→ **Data records**
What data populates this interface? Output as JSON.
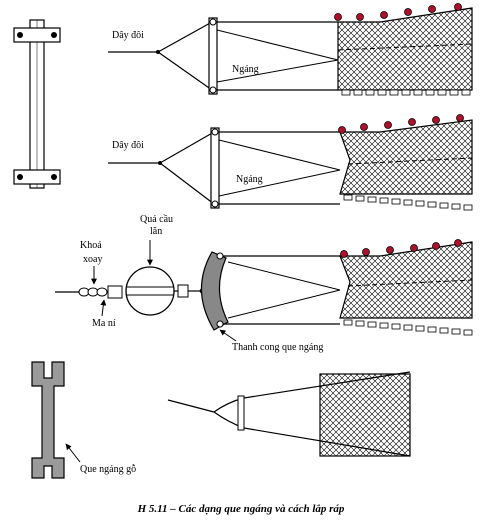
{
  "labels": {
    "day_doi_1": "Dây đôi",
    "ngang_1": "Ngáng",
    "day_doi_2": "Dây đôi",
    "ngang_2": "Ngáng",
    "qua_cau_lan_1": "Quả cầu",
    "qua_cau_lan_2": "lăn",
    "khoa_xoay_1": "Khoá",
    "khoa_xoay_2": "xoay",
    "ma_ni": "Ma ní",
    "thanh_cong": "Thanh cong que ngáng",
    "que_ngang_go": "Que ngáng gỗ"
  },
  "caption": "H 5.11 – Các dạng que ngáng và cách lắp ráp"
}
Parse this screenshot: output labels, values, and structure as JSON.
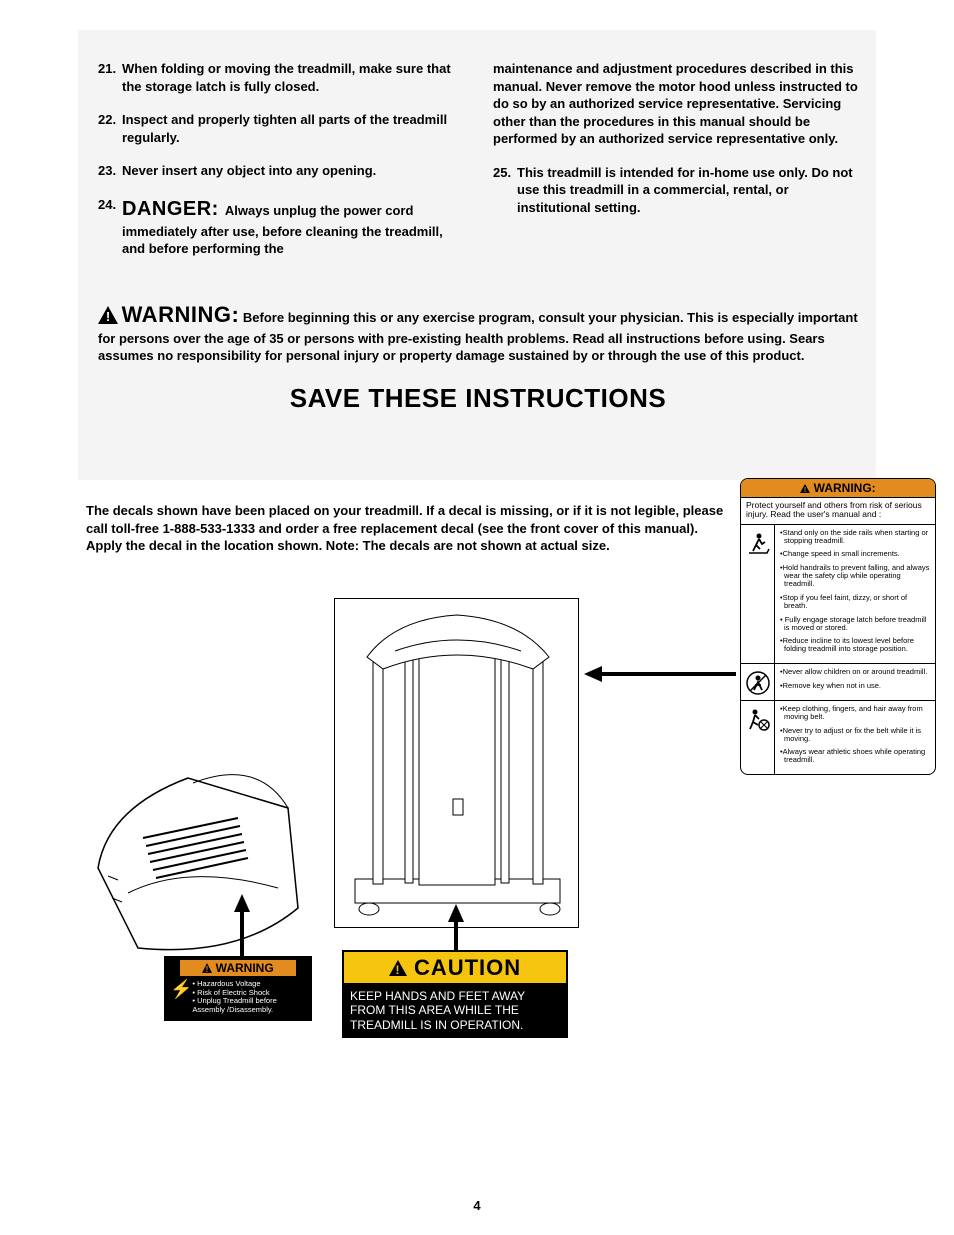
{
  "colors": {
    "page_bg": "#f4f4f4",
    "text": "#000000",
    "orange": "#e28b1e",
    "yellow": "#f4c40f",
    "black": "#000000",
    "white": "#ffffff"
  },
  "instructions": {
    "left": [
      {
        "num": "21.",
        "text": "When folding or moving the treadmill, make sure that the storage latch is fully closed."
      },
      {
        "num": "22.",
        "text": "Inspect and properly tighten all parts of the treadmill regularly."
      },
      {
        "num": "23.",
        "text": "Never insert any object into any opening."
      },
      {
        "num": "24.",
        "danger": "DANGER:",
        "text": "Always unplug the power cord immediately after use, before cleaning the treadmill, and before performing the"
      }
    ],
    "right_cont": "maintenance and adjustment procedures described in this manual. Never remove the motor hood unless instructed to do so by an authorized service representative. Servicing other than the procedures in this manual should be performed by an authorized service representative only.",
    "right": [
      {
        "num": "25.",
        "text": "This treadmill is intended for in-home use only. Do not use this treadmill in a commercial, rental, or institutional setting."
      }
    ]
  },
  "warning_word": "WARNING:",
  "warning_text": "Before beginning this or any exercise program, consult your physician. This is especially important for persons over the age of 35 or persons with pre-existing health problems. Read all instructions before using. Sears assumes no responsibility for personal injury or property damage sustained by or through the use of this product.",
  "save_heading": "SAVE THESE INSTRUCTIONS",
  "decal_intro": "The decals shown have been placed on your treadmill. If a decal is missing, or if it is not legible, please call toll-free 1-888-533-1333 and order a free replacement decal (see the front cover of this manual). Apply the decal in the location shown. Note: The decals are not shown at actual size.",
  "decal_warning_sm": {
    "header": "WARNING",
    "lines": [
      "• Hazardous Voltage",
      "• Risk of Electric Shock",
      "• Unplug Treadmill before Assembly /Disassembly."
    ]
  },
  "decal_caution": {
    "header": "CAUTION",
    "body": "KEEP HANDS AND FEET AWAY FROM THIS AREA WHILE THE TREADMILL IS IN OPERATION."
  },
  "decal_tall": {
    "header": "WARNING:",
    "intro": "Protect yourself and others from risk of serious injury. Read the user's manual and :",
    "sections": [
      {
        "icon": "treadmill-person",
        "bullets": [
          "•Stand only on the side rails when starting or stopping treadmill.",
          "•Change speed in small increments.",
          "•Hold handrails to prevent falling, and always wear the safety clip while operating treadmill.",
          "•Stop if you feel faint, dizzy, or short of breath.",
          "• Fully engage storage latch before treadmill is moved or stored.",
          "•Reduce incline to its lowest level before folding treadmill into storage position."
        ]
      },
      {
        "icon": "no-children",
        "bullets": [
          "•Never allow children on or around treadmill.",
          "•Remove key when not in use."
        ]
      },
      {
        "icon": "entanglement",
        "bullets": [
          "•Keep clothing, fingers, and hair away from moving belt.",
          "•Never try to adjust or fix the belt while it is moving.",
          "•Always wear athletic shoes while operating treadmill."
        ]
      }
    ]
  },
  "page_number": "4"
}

...

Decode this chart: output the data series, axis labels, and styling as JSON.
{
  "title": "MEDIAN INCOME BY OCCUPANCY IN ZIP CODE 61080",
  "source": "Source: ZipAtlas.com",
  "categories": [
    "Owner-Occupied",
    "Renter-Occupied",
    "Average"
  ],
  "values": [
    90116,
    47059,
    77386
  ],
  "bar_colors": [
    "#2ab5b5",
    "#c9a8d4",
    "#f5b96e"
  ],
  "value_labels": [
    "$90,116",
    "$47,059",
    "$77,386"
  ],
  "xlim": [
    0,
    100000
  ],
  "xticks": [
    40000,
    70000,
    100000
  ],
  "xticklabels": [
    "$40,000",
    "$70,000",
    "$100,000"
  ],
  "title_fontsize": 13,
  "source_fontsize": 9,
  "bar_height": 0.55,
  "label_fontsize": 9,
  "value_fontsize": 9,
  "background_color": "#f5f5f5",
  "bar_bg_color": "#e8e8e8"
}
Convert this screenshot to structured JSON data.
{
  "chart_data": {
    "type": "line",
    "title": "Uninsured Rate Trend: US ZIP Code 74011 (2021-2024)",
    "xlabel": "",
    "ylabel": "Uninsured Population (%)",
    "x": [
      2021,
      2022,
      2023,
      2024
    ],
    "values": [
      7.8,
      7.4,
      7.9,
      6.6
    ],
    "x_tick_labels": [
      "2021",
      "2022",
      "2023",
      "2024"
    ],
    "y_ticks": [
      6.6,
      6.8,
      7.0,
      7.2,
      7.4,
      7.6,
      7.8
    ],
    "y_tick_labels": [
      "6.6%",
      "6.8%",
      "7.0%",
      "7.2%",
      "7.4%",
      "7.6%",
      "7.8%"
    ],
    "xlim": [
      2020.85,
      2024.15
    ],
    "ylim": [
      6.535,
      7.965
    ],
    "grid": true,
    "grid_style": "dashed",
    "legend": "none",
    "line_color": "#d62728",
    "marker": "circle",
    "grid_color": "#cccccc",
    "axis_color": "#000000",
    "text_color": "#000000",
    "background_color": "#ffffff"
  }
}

→ **Exercise objective**
Look through the entries above; copy every line holding the string "Uninsured".

→ **Task answer**
    "title": "Uninsured Rate Trend: US ZIP Code 74011 (2021-2024)",
    "ylabel": "Uninsured Population (%)",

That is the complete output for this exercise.